▶ _GIVEN REQUEST_
All of the records listed below should be retyped exactly.

▶ _THE DATA_
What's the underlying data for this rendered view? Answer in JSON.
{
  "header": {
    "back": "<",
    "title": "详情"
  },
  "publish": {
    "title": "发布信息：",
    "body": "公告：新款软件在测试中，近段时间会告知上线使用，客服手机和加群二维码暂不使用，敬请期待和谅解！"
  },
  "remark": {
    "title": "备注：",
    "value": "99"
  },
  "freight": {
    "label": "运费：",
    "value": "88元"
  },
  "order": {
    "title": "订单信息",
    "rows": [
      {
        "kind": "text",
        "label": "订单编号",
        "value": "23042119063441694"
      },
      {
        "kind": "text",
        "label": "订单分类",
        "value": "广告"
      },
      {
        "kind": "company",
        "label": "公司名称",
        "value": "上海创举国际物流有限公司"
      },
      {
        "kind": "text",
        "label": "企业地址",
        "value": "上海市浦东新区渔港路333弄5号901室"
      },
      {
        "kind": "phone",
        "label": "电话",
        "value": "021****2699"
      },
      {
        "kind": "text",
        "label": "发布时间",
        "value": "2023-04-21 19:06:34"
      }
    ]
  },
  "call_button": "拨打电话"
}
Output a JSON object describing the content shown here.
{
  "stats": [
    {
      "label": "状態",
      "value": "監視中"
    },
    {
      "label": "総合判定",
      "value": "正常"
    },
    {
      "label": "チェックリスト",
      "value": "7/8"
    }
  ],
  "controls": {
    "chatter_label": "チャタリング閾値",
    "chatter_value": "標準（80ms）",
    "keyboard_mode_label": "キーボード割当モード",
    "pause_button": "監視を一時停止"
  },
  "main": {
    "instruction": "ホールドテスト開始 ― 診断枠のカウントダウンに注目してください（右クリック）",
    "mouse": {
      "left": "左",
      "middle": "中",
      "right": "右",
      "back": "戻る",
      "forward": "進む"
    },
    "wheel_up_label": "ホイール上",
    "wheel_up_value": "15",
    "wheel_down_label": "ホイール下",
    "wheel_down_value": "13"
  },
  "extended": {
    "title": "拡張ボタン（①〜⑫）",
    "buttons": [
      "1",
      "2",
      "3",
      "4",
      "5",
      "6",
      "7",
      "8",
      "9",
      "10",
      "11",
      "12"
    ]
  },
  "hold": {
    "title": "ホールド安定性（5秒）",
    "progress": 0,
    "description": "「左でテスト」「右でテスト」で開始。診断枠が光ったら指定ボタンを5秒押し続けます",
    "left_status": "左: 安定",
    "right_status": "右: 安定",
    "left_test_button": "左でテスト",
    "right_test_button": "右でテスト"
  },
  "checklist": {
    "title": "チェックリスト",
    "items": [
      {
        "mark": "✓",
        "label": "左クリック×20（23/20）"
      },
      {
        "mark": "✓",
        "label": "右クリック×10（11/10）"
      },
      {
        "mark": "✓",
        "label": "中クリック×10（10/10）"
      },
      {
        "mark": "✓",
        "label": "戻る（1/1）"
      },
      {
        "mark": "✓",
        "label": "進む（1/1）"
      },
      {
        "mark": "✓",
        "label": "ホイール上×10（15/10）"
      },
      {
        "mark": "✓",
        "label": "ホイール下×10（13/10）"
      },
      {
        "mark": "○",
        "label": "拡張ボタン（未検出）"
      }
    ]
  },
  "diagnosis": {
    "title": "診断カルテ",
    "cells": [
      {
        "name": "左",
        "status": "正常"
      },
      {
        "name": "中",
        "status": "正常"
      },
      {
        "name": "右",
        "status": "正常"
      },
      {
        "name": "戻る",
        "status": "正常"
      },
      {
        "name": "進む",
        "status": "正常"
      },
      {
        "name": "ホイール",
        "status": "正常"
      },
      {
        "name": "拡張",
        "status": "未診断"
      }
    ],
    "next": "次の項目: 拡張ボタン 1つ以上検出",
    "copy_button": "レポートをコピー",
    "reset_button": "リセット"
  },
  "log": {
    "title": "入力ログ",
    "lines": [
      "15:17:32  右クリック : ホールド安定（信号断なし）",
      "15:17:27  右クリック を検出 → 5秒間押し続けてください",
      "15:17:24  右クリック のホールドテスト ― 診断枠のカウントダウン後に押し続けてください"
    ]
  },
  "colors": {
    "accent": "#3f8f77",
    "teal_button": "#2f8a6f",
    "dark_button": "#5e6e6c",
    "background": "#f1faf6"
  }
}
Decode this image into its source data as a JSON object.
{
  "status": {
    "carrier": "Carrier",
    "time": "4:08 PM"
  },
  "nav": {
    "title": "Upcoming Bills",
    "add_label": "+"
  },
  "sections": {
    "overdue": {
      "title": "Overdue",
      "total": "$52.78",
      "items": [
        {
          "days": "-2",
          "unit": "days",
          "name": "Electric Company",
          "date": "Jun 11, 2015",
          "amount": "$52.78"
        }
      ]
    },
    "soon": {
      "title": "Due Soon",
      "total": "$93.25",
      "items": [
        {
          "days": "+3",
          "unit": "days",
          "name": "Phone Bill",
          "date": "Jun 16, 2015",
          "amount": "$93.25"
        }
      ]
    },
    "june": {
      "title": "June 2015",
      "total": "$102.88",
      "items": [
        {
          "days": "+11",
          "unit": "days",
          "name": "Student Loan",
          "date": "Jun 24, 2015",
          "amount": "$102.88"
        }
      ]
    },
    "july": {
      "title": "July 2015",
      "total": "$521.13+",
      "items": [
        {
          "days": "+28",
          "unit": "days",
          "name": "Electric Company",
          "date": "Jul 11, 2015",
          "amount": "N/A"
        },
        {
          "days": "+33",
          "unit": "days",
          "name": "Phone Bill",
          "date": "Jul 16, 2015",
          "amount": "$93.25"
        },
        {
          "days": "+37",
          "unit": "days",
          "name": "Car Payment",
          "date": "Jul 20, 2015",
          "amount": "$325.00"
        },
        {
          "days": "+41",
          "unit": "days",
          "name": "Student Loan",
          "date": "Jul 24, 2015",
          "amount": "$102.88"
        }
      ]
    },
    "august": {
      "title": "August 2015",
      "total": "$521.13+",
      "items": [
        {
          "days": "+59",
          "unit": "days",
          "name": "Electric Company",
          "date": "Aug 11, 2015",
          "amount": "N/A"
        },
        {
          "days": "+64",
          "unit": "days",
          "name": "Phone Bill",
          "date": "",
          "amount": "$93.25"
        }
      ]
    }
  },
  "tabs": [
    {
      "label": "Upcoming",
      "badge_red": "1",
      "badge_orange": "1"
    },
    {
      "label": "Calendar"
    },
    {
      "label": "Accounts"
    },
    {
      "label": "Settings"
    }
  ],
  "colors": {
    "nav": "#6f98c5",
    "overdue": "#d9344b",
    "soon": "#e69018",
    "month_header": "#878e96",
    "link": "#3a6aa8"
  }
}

▶ _IN RESPONSE_
What's the underlying data for this rendered view? Answer in JSON.
{
  "header": {
    "back": "<",
    "title": "详情"
  },
  "publish": {
    "title": "发布信息：",
    "body": "公告：新款软件在测试中，近段时间会告知上线使用，客服手机和加群二维码暂不使用，敬请期待和谅解！"
  },
  "remark": {
    "title": "备注：",
    "value": "99"
  },
  "freight": {
    "label": "运费：",
    "value": "88元"
  },
  "order": {
    "title": "订单信息",
    "rows": [
      {
        "kind": "text",
        "label": "订单编号",
        "value": "23042119063441694"
      },
      {
        "kind": "text",
        "label": "订单分类",
        "value": "广告"
      },
      {
        "kind": "company",
        "label": "公司名称",
        "value": "上海创举国际物流有限公司"
      },
      {
        "kind": "text",
        "label": "企业地址",
        "value": "上海市浦东新区渔港路333弄5号901室"
      },
      {
        "kind": "phone",
        "label": "电话",
        "value": "021****2699"
      },
      {
        "kind": "text",
        "label": "发布时间",
        "value": "2023-04-21 19:06:34"
      }
    ]
  },
  "call_button": "拨打电话"
}
Output a JSON object describing the content shown here.
{
  "stats": [
    {
      "label": "状態",
      "value": "監視中"
    },
    {
      "label": "総合判定",
      "value": "正常"
    },
    {
      "label": "チェックリスト",
      "value": "7/8"
    }
  ],
  "controls": {
    "chatter_label": "チャタリング閾値",
    "chatter_value": "標準（80ms）",
    "keyboard_mode_label": "キーボード割当モード",
    "pause_button": "監視を一時停止"
  },
  "main": {
    "instruction": "ホールドテスト開始 ― 診断枠のカウントダウンに注目してください（右クリック）",
    "mouse": {
      "left": "左",
      "middle": "中",
      "right": "右",
      "back": "戻る",
      "forward": "進む"
    },
    "wheel_up_label": "ホイール上",
    "wheel_up_value": "15",
    "wheel_down_label": "ホイール下",
    "wheel_down_value": "13"
  },
  "extended": {
    "title": "拡張ボタン（①〜⑫）",
    "buttons": [
      "1",
      "2",
      "3",
      "4",
      "5",
      "6",
      "7",
      "8",
      "9",
      "10",
      "11",
      "12"
    ]
  },
  "hold": {
    "title": "ホールド安定性（5秒）",
    "progress": 0,
    "description": "「左でテスト」「右でテスト」で開始。診断枠が光ったら指定ボタンを5秒押し続けます",
    "left_status": "左: 安定",
    "right_status": "右: 安定",
    "left_test_button": "左でテスト",
    "right_test_button": "右でテスト"
  },
  "checklist": {
    "title": "チェックリスト",
    "items": [
      {
        "mark": "✓",
        "label": "左クリック×20（23/20）"
      },
      {
        "mark": "✓",
        "label": "右クリック×10（11/10）"
      },
      {
        "mark": "✓",
        "label": "中クリック×10（10/10）"
      },
      {
        "mark": "✓",
        "label": "戻る（1/1）"
      },
      {
        "mark": "✓",
        "label": "進む（1/1）"
      },
      {
        "mark": "✓",
        "label": "ホイール上×10（15/10）"
      },
      {
        "mark": "✓",
        "label": "ホイール下×10（13/10）"
      },
      {
        "mark": "○",
        "label": "拡張ボタン（未検出）"
      }
    ]
  },
  "diagnosis": {
    "title": "診断カルテ",
    "cells": [
      {
        "name": "左",
        "status": "正常"
      },
      {
        "name": "中",
        "status": "正常"
      },
      {
        "name": "右",
        "status": "正常"
      },
      {
        "name": "戻る",
        "status": "正常"
      },
      {
        "name": "進む",
        "status": "正常"
      },
      {
        "name": "ホイール",
        "status": "正常"
      },
      {
        "name": "拡張",
        "status": "未診断"
      }
    ],
    "next": "次の項目: 拡張ボタン 1つ以上検出",
    "copy_button": "レポートをコピー",
    "reset_button": "リセット"
  },
  "log": {
    "title": "入力ログ",
    "lines": [
      "15:17:32  右クリック : ホールド安定（信号断なし）",
      "15:17:27  右クリック を検出 → 5秒間押し続けてください",
      "15:17:24  右クリック のホールドテスト ― 診断枠のカウントダウン後に押し続けてください"
    ]
  },
  "colors": {
    "accent": "#3f8f77",
    "teal_button": "#2f8a6f",
    "dark_button": "#5e6e6c",
    "background": "#f1faf6"
  }
}
Decode this image into its source data as a JSON object.
{
  "status": {
    "carrier": "Carrier",
    "time": "4:08 PM"
  },
  "nav": {
    "title": "Upcoming Bills",
    "add_label": "+"
  },
  "sections": {
    "overdue": {
      "title": "Overdue",
      "total": "$52.78",
      "items": [
        {
          "days": "-2",
          "unit": "days",
          "name": "Electric Company",
          "date": "Jun 11, 2015",
          "amount": "$52.78"
        }
      ]
    },
    "soon": {
      "title": "Due Soon",
      "total": "$93.25",
      "items": [
        {
          "days": "+3",
          "unit": "days",
          "name": "Phone Bill",
          "date": "Jun 16, 2015",
          "amount": "$93.25"
        }
      ]
    },
    "june": {
      "title": "June 2015",
      "total": "$102.88",
      "items": [
        {
          "days": "+11",
          "unit": "days",
          "name": "Student Loan",
          "date": "Jun 24, 2015",
          "amount": "$102.88"
        }
      ]
    },
    "july": {
      "title": "July 2015",
      "total": "$521.13+",
      "items": [
        {
          "days": "+28",
          "unit": "days",
          "name": "Electric Company",
          "date": "Jul 11, 2015",
          "amount": "N/A"
        },
        {
          "days": "+33",
          "unit": "days",
          "name": "Phone Bill",
          "date": "Jul 16, 2015",
          "amount": "$93.25"
        },
        {
          "days": "+37",
          "unit": "days",
          "name": "Car Payment",
          "date": "Jul 20, 2015",
          "amount": "$325.00"
        },
        {
          "days": "+41",
          "unit": "days",
          "name": "Student Loan",
          "date": "Jul 24, 2015",
          "amount": "$102.88"
        }
      ]
    },
    "august": {
      "title": "August 2015",
      "total": "$521.13+",
      "items": [
        {
          "days": "+59",
          "unit": "days",
          "name": "Electric Company",
          "date": "Aug 11, 2015",
          "amount": "N/A"
        },
        {
          "days": "+64",
          "unit": "days",
          "name": "Phone Bill",
          "date": "",
          "amount": "$93.25"
        }
      ]
    }
  },
  "tabs": [
    {
      "label": "Upcoming",
      "badge_red": "1",
      "badge_orange": "1"
    },
    {
      "label": "Calendar"
    },
    {
      "label": "Accounts"
    },
    {
      "label": "Settings"
    }
  ],
  "colors": {
    "nav": "#6f98c5",
    "overdue": "#d9344b",
    "soon": "#e69018",
    "month_header": "#878e96",
    "link": "#3a6aa8"
  }
}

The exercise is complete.